SET PROBLEM
Draw out every line with the word "Medián" from the listing below.

--- --- ---

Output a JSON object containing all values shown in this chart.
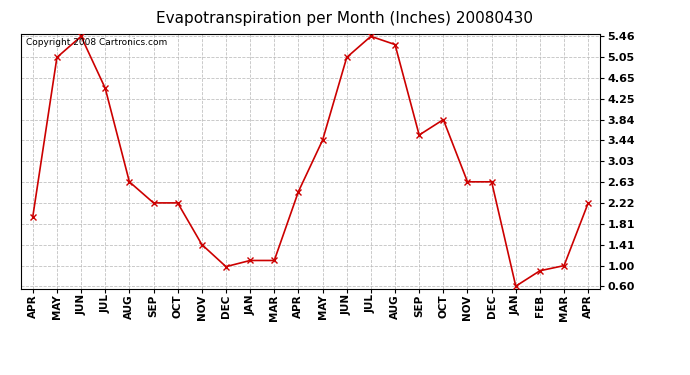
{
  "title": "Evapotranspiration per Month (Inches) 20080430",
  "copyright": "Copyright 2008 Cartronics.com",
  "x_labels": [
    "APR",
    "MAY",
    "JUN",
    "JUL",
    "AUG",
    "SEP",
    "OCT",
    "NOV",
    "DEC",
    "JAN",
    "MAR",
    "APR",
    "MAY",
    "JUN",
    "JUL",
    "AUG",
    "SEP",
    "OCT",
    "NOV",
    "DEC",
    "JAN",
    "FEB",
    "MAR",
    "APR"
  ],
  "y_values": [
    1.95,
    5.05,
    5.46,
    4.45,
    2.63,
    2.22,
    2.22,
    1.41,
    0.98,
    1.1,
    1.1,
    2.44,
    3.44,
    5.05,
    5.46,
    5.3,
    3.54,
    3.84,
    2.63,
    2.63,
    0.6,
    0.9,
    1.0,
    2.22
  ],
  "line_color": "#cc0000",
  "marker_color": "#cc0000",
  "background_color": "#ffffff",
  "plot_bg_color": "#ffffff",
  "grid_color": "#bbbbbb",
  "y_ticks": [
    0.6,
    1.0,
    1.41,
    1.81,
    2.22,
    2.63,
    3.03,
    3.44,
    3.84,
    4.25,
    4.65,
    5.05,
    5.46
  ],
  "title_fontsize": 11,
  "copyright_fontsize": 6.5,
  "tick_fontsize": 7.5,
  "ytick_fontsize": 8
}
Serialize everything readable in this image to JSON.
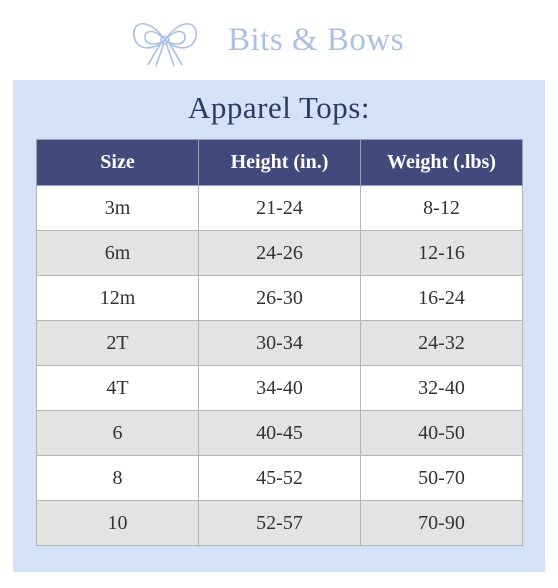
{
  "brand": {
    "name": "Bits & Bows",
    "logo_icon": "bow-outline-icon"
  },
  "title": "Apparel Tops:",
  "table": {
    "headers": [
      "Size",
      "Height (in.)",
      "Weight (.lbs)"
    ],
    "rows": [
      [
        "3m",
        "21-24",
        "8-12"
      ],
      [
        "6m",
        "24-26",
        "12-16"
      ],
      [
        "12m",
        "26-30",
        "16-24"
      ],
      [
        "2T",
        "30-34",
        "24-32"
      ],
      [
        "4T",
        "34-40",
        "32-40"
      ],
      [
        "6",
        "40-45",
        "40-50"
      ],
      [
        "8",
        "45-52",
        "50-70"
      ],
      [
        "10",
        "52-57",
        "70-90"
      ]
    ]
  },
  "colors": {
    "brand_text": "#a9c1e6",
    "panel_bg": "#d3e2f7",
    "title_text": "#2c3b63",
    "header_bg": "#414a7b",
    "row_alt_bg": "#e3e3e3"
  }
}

--- --- ---

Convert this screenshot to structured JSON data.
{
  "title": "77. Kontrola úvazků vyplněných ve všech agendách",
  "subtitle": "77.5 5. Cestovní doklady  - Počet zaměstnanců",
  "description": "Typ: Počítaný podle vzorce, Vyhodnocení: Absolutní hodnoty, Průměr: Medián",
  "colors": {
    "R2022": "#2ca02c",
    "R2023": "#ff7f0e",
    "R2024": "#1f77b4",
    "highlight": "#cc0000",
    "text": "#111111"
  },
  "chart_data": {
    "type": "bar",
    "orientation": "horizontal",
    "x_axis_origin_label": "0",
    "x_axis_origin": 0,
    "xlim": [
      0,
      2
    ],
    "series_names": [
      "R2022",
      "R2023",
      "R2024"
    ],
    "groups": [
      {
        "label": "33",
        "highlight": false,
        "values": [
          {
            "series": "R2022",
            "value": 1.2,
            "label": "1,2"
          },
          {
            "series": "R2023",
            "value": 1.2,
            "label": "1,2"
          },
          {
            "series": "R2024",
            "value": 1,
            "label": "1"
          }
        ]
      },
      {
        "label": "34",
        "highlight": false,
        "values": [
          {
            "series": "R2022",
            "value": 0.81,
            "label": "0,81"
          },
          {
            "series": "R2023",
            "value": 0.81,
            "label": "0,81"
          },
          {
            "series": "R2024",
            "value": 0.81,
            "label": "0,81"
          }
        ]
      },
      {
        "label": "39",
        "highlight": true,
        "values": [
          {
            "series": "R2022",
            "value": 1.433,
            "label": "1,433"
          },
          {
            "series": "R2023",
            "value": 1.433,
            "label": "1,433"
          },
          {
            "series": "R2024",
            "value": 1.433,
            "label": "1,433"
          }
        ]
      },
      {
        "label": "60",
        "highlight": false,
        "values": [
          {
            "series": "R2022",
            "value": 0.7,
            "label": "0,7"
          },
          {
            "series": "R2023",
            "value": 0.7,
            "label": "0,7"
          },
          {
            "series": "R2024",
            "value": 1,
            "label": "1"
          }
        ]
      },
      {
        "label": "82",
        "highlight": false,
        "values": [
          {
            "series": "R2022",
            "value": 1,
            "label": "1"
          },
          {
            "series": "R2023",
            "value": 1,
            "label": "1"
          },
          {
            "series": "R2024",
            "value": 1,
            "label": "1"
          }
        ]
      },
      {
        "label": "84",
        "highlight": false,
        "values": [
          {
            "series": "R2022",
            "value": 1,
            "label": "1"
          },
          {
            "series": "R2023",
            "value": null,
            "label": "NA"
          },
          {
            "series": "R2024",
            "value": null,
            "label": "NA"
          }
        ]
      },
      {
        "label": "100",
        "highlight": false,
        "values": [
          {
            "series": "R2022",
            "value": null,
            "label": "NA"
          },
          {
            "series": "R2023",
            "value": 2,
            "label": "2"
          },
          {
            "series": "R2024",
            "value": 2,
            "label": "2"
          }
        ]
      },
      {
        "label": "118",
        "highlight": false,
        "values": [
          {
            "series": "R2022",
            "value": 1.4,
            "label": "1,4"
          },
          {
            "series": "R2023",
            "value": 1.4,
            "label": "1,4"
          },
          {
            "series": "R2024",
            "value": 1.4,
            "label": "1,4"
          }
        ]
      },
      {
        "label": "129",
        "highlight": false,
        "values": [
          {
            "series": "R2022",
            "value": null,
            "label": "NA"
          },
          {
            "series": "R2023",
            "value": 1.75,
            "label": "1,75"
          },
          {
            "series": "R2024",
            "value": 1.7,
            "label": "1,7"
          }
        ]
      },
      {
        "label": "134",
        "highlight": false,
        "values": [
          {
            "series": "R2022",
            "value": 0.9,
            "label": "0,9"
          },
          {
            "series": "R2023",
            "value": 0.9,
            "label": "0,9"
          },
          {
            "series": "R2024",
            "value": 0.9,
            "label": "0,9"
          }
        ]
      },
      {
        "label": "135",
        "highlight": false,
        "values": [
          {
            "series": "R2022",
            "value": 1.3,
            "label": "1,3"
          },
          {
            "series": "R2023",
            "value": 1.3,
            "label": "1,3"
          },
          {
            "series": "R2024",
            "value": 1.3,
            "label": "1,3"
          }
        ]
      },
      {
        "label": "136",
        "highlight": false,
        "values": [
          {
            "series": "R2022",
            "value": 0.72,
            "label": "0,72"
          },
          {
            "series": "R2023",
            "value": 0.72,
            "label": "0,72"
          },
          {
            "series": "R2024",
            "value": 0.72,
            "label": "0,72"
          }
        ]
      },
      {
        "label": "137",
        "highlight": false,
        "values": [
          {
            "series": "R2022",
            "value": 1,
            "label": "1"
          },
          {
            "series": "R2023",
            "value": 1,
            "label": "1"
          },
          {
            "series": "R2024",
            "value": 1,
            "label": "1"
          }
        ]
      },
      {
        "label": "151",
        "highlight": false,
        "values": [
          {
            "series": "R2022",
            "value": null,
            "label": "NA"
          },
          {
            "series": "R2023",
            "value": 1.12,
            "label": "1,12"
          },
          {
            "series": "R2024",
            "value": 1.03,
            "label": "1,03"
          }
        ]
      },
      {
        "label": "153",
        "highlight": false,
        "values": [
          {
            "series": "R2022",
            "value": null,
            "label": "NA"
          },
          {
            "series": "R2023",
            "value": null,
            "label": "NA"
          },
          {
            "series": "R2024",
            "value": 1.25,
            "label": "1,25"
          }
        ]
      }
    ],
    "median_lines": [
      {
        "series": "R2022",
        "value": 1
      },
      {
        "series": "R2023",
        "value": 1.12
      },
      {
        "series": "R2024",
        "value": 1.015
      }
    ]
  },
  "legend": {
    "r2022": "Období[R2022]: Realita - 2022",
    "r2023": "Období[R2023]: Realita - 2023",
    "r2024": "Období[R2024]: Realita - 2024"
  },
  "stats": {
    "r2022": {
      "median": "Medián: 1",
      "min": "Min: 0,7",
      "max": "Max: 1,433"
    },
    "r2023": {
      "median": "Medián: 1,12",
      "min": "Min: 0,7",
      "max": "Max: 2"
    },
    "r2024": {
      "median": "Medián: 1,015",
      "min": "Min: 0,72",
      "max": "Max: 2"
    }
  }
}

--- --- ---

THE REPLY
  "description": "Typ: Počítaný podle vzorce, Vyhodnocení: Absolutní hodnoty, Průměr: Medián",
      "median": "Medián: 1",
      "median": "Medián: 1,12",
      "median": "Medián: 1,015",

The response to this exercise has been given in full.